Instruction
From the records, pick out and copy each line containing "Hiện".

(Data records)

"""

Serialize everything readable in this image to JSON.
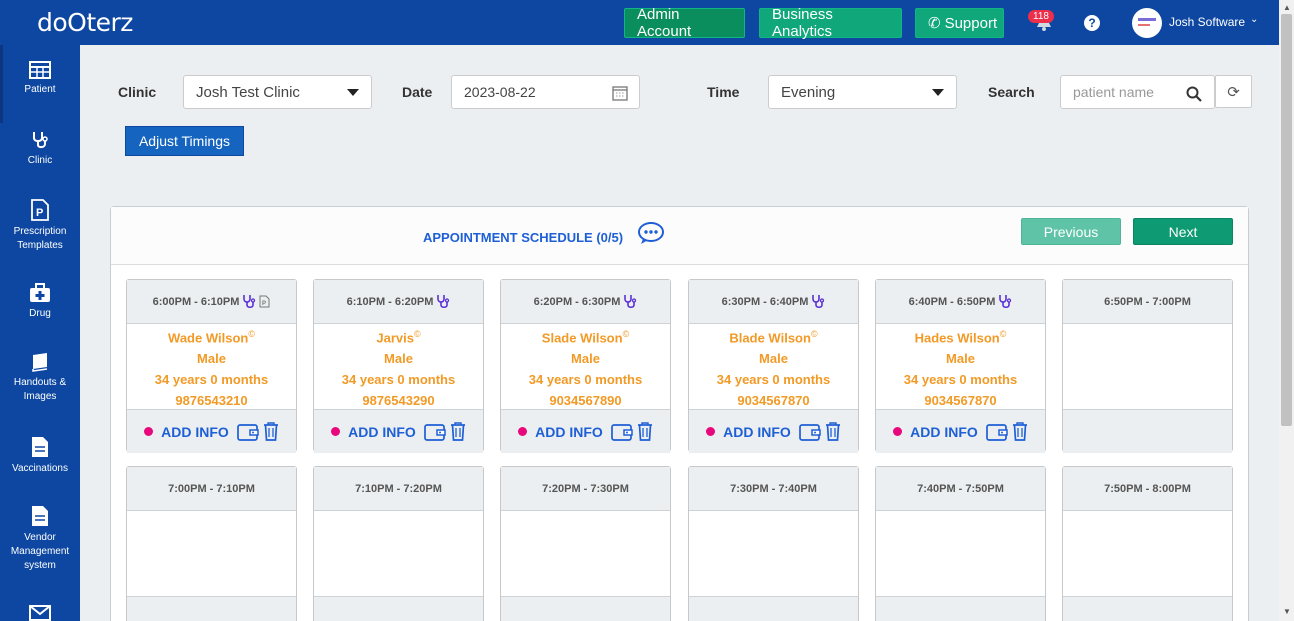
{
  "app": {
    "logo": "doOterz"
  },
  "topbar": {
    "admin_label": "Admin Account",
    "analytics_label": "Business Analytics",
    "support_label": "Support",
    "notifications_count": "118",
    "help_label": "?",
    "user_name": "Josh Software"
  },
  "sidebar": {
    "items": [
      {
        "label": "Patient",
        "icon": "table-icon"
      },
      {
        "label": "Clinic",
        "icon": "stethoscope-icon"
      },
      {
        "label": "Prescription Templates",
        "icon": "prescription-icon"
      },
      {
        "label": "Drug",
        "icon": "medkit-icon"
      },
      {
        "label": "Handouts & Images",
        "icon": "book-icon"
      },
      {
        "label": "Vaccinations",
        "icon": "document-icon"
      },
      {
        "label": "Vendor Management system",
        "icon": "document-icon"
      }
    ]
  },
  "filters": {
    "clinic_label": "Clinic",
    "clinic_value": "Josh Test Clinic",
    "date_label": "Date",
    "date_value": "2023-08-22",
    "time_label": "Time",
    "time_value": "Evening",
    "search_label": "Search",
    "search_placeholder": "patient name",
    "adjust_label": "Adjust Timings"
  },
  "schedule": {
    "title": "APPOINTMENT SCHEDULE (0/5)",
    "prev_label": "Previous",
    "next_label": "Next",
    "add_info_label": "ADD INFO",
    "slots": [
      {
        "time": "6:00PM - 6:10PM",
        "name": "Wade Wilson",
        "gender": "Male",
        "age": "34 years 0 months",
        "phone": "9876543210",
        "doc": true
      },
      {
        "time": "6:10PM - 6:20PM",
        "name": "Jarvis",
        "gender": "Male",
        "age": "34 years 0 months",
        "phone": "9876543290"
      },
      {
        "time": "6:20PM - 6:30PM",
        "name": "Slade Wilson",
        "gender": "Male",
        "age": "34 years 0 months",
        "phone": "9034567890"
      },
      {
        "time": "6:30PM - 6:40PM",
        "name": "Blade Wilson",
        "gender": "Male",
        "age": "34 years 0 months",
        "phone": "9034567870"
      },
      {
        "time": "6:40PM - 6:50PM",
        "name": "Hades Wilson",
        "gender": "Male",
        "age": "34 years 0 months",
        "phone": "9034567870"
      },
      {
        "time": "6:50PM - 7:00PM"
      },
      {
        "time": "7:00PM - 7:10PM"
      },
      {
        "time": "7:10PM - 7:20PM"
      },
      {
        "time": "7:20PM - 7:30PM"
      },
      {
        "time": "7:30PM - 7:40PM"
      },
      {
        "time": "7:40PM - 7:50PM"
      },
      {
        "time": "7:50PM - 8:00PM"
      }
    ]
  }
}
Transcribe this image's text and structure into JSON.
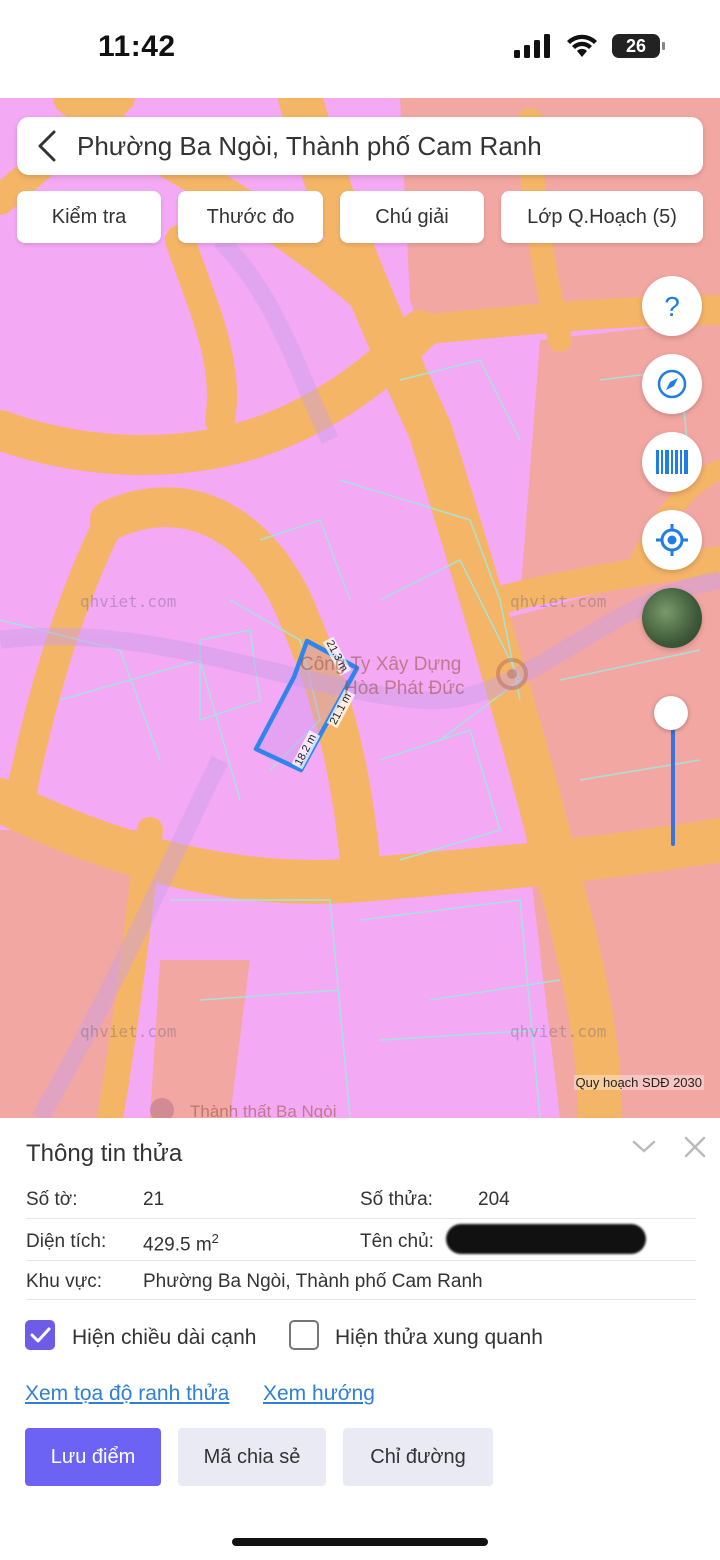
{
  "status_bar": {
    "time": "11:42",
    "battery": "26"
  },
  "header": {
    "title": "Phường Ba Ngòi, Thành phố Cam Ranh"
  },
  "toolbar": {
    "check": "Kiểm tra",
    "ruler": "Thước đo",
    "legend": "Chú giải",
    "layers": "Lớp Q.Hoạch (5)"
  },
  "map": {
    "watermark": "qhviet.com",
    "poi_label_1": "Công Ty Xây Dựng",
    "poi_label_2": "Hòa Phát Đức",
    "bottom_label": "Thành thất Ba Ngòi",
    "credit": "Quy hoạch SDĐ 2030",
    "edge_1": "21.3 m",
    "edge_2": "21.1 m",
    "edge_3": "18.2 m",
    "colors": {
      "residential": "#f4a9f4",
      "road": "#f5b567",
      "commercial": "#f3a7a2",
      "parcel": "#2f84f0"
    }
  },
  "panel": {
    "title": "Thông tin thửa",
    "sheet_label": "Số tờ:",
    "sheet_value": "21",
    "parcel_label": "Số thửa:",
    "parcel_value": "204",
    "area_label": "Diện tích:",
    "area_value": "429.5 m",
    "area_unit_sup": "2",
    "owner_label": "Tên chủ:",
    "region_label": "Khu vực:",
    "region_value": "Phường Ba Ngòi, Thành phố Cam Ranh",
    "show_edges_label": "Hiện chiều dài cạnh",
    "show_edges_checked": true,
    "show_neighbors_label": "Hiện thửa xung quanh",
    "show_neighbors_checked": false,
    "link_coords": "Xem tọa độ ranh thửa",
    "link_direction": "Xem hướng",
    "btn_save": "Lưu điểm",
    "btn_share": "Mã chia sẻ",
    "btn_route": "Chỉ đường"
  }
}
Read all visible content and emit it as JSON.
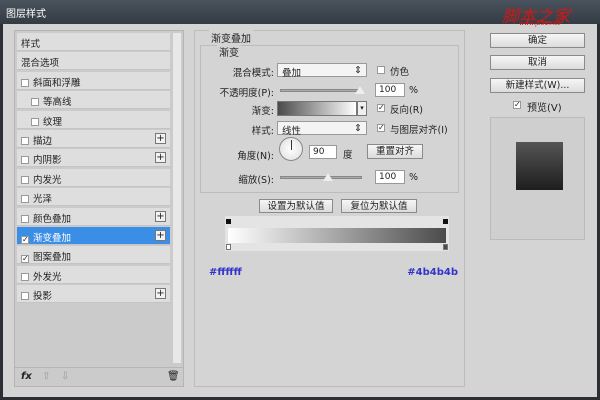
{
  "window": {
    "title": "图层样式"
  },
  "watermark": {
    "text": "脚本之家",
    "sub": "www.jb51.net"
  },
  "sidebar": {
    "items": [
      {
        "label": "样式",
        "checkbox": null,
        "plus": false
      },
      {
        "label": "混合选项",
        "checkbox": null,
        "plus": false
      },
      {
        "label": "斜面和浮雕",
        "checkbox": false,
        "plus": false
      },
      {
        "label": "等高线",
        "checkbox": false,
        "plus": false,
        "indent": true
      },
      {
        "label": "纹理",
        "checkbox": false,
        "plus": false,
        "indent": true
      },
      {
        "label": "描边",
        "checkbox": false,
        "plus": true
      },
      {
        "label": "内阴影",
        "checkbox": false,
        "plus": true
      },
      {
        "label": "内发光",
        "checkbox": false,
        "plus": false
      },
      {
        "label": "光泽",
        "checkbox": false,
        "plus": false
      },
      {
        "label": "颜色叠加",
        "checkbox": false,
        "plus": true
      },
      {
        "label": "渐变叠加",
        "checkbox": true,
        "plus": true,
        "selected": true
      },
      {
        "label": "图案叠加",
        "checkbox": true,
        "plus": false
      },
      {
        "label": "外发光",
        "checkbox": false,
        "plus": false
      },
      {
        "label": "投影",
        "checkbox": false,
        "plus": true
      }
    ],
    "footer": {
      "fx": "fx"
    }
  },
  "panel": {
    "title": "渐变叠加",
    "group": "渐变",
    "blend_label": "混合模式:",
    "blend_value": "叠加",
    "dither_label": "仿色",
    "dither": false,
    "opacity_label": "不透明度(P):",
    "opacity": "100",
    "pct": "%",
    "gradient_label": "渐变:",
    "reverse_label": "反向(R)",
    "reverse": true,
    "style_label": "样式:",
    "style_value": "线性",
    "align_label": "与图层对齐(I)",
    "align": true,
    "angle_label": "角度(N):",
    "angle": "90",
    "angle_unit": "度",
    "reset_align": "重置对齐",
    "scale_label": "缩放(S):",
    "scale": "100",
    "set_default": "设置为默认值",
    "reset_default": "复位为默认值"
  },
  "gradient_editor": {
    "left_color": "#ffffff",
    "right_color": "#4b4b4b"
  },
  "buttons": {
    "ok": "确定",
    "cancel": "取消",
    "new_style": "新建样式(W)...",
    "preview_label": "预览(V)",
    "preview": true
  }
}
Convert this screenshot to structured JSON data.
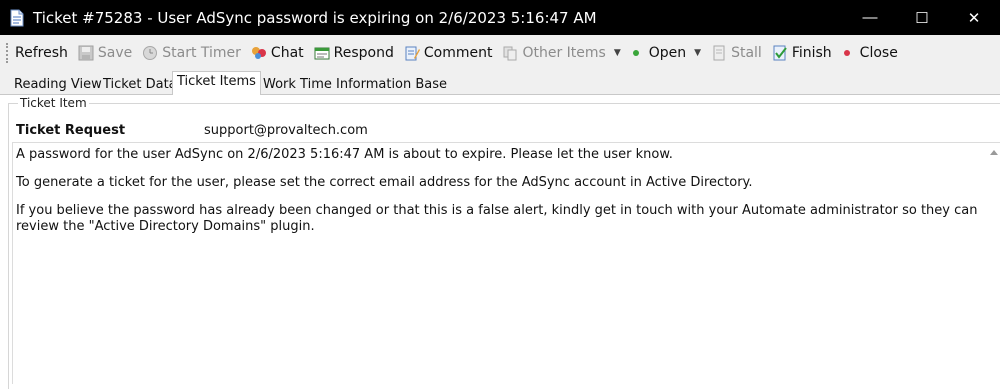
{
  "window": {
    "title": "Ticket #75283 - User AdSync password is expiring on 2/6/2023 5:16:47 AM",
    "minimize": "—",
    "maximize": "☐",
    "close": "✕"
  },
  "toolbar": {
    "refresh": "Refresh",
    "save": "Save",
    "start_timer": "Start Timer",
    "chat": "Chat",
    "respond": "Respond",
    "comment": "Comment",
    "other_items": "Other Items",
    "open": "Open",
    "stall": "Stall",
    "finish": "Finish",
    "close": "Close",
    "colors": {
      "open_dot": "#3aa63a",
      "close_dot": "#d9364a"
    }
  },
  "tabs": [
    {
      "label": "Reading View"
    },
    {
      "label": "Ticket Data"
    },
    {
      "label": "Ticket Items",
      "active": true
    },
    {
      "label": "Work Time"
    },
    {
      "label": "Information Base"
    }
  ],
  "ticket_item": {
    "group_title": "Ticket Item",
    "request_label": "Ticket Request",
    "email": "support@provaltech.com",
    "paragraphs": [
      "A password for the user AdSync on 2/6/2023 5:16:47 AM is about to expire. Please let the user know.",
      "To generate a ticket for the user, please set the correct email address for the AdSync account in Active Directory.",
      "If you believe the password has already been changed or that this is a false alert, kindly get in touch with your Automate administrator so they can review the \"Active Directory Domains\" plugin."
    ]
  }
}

"""

Exercise solution
    "show_edges_label": "Hiện chiều dài cạnh",
    "show_neighbors_label": "Hiện thửa xung quanh",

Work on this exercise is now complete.